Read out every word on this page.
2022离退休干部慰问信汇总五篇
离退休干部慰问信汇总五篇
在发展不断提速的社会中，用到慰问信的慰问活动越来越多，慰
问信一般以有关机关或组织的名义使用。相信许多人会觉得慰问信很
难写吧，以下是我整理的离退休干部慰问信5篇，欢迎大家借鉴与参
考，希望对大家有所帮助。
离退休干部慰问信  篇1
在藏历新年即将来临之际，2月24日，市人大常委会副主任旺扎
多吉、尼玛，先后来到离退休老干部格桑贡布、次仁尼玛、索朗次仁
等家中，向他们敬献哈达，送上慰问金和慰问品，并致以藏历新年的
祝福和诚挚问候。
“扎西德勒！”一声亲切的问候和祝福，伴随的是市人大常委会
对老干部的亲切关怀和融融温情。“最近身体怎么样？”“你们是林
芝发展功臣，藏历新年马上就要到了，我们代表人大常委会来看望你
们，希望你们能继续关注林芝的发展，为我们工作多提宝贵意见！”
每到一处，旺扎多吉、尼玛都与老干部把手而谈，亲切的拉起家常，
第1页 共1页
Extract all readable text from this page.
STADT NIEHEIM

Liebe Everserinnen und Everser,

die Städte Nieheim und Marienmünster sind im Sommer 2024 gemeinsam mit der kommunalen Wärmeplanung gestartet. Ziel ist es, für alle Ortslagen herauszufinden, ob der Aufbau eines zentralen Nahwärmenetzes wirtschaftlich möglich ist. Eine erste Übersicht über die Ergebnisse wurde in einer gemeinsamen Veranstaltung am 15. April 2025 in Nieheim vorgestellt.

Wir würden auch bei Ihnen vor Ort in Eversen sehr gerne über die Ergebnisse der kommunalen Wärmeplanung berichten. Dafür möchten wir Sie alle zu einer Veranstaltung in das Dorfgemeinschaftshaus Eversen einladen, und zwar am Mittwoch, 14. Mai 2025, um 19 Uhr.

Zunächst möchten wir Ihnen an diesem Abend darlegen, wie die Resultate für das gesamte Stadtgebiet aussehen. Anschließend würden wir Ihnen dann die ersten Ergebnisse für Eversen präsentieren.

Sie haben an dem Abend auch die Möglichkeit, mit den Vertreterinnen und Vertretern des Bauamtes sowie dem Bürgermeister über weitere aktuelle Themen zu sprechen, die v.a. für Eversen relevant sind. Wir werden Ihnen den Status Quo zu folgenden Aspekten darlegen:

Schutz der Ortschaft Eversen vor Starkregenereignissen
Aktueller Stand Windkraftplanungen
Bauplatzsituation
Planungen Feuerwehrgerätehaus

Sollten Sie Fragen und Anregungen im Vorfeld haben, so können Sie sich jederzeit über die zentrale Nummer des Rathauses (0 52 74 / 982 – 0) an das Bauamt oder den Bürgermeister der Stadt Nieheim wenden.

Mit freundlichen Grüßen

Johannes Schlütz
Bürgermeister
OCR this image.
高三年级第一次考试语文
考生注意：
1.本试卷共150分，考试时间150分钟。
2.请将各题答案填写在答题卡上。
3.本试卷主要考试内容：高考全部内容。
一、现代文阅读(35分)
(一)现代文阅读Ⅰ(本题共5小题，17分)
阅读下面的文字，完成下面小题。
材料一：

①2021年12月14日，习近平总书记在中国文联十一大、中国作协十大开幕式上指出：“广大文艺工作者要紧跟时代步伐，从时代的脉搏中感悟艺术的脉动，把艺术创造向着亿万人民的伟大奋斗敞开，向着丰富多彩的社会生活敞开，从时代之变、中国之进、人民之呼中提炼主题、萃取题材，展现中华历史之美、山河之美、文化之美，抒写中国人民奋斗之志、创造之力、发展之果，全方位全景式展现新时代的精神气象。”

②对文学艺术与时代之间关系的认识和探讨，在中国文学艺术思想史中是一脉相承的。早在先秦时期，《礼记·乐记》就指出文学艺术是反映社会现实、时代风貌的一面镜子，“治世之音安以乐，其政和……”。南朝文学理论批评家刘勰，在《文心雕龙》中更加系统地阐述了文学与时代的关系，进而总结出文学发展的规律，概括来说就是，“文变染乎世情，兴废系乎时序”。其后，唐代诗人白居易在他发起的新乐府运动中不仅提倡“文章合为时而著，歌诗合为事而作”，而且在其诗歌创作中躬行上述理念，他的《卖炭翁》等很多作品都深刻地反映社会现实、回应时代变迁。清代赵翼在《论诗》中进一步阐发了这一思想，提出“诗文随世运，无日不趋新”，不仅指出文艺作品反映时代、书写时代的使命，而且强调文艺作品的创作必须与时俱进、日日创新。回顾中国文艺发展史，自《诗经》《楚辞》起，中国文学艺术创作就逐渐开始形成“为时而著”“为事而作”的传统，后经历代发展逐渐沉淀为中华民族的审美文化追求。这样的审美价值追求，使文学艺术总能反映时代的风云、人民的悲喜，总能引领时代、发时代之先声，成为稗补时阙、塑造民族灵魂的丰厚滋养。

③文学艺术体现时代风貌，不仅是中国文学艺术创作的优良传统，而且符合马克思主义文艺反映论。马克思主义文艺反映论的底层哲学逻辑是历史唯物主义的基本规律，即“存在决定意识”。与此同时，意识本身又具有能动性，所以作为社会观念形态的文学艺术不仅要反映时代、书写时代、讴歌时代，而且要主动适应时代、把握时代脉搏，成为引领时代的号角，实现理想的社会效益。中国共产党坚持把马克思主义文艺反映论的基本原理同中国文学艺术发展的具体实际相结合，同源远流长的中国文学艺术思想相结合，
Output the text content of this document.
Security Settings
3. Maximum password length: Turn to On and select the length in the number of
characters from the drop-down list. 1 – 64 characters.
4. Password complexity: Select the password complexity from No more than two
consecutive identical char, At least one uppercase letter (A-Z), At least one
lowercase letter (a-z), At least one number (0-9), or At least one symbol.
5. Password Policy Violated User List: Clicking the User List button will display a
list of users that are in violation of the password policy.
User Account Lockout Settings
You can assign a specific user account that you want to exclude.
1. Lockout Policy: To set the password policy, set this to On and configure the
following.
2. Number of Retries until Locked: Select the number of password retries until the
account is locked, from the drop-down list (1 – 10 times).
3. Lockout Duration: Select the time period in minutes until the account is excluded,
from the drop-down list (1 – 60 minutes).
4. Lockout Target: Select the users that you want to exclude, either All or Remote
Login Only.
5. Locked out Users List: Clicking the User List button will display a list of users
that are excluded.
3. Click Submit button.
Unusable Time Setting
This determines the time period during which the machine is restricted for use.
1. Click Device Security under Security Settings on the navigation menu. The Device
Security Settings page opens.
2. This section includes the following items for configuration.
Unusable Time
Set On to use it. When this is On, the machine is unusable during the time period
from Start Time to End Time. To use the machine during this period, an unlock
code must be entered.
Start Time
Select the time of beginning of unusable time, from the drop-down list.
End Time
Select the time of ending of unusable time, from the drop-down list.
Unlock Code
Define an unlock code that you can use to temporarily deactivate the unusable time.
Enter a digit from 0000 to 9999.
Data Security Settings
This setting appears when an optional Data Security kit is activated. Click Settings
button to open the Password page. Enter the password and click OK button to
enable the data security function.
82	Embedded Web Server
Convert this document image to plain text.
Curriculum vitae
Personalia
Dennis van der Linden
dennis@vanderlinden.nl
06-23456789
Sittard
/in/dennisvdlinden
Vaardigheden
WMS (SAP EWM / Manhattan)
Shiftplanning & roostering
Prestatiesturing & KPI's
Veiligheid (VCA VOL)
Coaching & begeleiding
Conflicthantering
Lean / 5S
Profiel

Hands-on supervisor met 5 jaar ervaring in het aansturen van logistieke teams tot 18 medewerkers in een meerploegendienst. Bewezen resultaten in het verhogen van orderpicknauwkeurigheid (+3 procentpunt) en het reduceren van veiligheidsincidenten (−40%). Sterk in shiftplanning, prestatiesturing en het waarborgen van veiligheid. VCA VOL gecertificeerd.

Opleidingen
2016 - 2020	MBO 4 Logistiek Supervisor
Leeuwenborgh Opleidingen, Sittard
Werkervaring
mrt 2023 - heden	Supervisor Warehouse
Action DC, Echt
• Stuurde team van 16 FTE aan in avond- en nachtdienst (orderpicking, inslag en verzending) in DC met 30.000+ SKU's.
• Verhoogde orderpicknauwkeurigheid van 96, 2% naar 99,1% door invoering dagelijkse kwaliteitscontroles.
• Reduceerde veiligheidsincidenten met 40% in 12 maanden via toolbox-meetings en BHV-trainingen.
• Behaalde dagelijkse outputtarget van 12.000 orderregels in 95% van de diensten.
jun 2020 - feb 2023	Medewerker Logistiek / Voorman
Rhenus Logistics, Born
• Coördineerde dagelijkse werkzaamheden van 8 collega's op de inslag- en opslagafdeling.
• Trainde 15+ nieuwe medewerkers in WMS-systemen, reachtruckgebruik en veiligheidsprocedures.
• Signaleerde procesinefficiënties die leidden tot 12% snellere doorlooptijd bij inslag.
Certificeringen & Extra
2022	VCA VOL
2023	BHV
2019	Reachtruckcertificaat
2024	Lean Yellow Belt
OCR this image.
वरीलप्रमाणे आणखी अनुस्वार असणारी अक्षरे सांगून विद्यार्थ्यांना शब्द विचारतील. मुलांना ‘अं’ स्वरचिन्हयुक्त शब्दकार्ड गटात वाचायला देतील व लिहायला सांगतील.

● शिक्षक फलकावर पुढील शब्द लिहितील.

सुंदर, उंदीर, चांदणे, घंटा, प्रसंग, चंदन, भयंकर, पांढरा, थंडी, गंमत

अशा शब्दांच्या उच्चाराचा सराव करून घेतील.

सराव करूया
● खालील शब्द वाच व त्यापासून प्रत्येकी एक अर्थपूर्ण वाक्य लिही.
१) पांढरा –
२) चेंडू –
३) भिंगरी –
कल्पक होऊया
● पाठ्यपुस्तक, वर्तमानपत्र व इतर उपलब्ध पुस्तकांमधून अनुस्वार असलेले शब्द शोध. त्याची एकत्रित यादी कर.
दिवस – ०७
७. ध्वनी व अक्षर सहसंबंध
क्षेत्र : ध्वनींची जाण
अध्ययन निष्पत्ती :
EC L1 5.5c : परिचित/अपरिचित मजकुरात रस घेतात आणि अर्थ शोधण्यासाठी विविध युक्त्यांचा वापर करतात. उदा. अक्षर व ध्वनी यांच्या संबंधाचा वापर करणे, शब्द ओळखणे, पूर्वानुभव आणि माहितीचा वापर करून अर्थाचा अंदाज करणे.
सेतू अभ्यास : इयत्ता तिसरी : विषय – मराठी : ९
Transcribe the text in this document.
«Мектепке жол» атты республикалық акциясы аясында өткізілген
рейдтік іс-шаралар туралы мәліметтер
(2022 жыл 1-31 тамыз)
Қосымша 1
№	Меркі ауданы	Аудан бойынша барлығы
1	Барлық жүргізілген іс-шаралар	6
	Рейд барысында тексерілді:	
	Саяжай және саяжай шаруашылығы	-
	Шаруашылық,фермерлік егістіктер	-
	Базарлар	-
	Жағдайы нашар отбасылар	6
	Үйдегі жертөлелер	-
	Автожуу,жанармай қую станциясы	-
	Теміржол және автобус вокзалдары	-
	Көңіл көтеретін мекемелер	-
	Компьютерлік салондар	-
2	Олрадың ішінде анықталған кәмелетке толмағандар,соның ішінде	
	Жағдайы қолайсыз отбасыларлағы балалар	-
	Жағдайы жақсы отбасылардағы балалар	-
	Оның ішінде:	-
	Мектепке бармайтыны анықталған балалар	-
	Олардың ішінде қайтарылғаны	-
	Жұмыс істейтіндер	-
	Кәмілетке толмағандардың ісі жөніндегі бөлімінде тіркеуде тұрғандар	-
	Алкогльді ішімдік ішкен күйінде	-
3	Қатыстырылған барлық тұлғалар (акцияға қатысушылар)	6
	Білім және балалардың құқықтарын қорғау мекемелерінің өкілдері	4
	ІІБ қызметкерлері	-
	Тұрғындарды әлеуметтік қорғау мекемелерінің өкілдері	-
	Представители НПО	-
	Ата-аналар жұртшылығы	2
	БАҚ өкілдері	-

___

**DESCRIPTION OF THE TASK**
Count the lines that hold the string "dagelijkse", and reply with that number alone.

**ANSWER FOR THIS EXERCISE**
3